Your task is to retype each line of the data below exactly.

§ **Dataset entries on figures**
** begin **
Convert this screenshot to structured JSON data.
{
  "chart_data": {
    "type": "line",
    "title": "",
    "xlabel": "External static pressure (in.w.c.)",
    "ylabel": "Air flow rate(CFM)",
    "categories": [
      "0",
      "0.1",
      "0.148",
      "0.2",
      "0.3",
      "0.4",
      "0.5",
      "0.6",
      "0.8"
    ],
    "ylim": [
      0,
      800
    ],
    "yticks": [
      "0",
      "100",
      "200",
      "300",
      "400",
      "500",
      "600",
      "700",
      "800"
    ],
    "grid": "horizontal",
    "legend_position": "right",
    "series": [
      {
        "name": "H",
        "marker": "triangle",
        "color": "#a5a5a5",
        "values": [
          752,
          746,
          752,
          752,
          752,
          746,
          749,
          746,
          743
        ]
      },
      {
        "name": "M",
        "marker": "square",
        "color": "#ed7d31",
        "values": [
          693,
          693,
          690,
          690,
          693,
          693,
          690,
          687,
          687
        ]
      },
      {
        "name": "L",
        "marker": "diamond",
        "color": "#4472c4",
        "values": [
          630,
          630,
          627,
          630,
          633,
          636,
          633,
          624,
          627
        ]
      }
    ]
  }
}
** end **
§ **FULL ANSWER**
Convert this screenshot to structured JSON data.
{
  "chart_data": {
    "type": "line",
    "title": "",
    "xlabel": "External static pressure (in.w.c.)",
    "ylabel": "Air flow rate(CFM)",
    "categories": [
      "0",
      "0.1",
      "0.148",
      "0.2",
      "0.3",
      "0.4",
      "0.5",
      "0.6",
      "0.8"
    ],
    "ylim": [
      0,
      800
    ],
    "yticks": [
      "0",
      "100",
      "200",
      "300",
      "400",
      "500",
      "600",
      "700",
      "800"
    ],
    "grid": "horizontal",
    "legend_position": "right",
    "series": [
      {
        "name": "H",
        "marker": "triangle",
        "color": "#a5a5a5",
        "values": [
          752,
          746,
          752,
          752,
          752,
          746,
          749,
          746,
          743
        ]
      },
      {
        "name": "M",
        "marker": "square",
        "color": "#ed7d31",
        "values": [
          693,
          693,
          690,
          690,
          693,
          693,
          690,
          687,
          687
        ]
      },
      {
        "name": "L",
        "marker": "diamond",
        "color": "#4472c4",
        "values": [
          630,
          630,
          627,
          630,
          633,
          636,
          633,
          624,
          627
        ]
      }
    ]
  }
}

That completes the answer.